>> Begin RECORDS SHOWN

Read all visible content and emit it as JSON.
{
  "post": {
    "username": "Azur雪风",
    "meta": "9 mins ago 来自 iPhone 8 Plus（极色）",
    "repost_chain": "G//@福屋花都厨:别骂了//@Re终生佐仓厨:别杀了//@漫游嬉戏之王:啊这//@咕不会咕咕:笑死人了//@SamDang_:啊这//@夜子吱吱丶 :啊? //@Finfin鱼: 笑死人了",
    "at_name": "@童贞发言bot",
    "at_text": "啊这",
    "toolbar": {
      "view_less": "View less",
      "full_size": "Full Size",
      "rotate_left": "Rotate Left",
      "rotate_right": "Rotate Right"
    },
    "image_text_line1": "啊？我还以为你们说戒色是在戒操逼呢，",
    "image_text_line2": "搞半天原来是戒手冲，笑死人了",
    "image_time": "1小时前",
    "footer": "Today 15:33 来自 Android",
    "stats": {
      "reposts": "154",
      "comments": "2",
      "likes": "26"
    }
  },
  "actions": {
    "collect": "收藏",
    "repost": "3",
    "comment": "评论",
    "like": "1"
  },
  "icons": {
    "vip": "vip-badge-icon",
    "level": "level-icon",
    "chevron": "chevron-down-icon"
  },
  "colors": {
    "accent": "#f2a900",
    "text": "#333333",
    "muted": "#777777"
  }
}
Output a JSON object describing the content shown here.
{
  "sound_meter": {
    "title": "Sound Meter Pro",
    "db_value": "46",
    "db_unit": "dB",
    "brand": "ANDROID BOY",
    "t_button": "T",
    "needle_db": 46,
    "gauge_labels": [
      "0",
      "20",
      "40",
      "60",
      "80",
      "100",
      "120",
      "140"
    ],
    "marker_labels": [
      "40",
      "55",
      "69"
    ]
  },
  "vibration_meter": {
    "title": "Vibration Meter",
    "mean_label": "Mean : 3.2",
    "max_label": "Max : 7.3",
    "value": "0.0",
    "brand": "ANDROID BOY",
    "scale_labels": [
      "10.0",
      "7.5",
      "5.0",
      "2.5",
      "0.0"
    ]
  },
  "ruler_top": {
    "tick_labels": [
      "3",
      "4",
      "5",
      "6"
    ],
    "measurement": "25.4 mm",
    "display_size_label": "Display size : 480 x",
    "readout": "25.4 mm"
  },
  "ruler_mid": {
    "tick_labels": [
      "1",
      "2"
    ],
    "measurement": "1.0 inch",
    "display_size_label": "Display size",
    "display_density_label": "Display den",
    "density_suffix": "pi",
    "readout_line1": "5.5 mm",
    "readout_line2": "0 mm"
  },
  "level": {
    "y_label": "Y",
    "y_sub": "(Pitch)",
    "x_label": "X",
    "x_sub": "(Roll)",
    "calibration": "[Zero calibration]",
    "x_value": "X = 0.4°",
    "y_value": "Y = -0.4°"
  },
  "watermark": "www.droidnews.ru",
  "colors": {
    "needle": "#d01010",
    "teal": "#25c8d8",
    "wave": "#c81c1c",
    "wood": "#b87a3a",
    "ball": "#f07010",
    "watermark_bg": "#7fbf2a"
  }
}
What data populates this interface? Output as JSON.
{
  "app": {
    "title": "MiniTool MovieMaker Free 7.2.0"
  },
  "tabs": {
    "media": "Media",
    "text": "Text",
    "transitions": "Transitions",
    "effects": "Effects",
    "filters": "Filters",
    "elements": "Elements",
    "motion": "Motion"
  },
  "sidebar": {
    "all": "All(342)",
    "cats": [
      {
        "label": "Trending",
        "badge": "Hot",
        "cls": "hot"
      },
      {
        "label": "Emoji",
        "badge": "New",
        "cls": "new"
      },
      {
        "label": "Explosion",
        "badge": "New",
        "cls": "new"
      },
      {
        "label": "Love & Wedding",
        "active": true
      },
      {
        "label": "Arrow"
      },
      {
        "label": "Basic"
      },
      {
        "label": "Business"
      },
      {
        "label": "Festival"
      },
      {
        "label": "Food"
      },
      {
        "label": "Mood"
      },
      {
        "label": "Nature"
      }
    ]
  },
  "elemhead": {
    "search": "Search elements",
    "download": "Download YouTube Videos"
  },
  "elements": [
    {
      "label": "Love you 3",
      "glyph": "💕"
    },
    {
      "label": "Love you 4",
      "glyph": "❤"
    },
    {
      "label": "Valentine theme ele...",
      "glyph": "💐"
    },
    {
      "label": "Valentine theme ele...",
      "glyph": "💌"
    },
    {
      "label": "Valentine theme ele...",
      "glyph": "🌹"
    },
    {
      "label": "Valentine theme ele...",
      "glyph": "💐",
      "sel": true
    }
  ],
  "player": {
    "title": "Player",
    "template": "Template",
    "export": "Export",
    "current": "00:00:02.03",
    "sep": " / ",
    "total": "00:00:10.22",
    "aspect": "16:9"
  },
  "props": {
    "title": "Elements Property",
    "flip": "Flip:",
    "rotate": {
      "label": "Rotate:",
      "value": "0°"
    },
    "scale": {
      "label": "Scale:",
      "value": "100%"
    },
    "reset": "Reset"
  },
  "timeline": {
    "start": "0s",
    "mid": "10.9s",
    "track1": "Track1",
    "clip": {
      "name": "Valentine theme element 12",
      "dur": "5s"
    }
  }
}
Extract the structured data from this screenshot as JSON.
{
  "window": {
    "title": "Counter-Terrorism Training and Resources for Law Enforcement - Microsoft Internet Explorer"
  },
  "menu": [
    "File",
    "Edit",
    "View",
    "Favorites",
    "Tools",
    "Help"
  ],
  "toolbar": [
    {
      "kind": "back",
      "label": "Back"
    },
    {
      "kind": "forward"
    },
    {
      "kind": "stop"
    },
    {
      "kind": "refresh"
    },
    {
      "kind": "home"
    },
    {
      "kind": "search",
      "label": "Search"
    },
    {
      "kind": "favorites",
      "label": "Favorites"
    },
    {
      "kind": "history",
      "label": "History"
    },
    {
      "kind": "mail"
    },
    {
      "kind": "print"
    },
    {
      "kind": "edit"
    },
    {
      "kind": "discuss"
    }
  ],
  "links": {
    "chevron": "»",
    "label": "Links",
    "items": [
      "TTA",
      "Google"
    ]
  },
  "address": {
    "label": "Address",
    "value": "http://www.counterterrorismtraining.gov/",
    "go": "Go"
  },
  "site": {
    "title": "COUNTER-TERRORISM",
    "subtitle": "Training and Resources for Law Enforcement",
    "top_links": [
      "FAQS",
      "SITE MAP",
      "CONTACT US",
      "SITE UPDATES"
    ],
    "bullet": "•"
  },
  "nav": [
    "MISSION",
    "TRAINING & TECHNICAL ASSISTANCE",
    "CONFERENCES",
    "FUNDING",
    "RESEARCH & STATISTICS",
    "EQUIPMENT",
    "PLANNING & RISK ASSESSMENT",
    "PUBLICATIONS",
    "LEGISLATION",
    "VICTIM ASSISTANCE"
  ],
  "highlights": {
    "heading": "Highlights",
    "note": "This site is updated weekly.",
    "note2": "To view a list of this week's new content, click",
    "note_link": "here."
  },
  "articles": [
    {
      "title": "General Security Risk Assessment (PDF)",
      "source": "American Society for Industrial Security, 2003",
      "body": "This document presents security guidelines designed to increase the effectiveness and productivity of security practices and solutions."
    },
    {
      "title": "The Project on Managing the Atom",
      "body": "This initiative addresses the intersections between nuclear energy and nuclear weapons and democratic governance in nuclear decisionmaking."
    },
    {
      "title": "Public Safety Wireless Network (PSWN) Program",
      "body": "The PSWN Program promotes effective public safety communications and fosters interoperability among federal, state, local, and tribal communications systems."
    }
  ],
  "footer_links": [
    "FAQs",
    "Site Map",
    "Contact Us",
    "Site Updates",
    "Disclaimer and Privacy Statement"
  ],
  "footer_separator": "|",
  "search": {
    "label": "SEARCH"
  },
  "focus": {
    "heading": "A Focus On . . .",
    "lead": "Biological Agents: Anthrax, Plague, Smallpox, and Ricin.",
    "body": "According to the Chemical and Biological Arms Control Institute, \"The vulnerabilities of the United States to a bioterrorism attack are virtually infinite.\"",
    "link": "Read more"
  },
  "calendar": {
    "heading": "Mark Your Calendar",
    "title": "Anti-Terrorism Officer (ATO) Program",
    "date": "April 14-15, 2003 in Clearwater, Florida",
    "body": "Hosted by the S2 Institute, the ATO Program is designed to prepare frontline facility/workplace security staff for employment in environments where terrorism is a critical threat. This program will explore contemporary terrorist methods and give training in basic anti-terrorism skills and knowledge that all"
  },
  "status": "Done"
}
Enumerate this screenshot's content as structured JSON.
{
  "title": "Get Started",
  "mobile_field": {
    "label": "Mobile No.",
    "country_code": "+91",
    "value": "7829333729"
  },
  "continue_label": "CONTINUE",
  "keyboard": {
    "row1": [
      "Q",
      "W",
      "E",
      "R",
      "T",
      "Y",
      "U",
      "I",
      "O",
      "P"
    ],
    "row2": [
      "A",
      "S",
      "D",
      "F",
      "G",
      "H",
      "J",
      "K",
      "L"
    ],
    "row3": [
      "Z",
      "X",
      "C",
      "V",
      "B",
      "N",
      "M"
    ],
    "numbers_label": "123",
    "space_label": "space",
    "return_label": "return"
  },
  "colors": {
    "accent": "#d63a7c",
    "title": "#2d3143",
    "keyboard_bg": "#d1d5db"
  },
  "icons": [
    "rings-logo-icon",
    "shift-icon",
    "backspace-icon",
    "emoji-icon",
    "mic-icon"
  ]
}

>> End RECORDS SHOWN

YOUR OBJECTIVE
Reproduce exactly the lines from the one with "Enumerate this screenshot's" through the end of the entries above, both ends included.

OUTPUT FOR THIS TASK
Enumerate this screenshot's content as structured JSON.
{
  "title": "Get Started",
  "mobile_field": {
    "label": "Mobile No.",
    "country_code": "+91",
    "value": "7829333729"
  },
  "continue_label": "CONTINUE",
  "keyboard": {
    "row1": [
      "Q",
      "W",
      "E",
      "R",
      "T",
      "Y",
      "U",
      "I",
      "O",
      "P"
    ],
    "row2": [
      "A",
      "S",
      "D",
      "F",
      "G",
      "H",
      "J",
      "K",
      "L"
    ],
    "row3": [
      "Z",
      "X",
      "C",
      "V",
      "B",
      "N",
      "M"
    ],
    "numbers_label": "123",
    "space_label": "space",
    "return_label": "return"
  },
  "colors": {
    "accent": "#d63a7c",
    "title": "#2d3143",
    "keyboard_bg": "#d1d5db"
  },
  "icons": [
    "rings-logo-icon",
    "shift-icon",
    "backspace-icon",
    "emoji-icon",
    "mic-icon"
  ]
}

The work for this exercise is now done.